**AIM OF THE TASK**
Return the entries below verbatim. Pictures stay out.

**INFORMATION SHOWN**
------------------------------

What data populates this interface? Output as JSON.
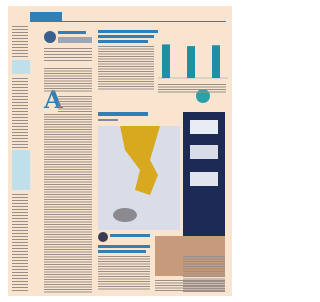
{
  "mini_chart": {
    "type": "bar",
    "color": "#1f8fa8",
    "values": [
      80,
      76,
      78
    ]
  }
}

------------------------------

**TASK OUTPUT**
What data populates this interface? Output as JSON.
{
  "mini_chart": {
    "type": "bar",
    "color": "#1f8fa8",
    "values": [
      80,
      76,
      78
    ]
  }
}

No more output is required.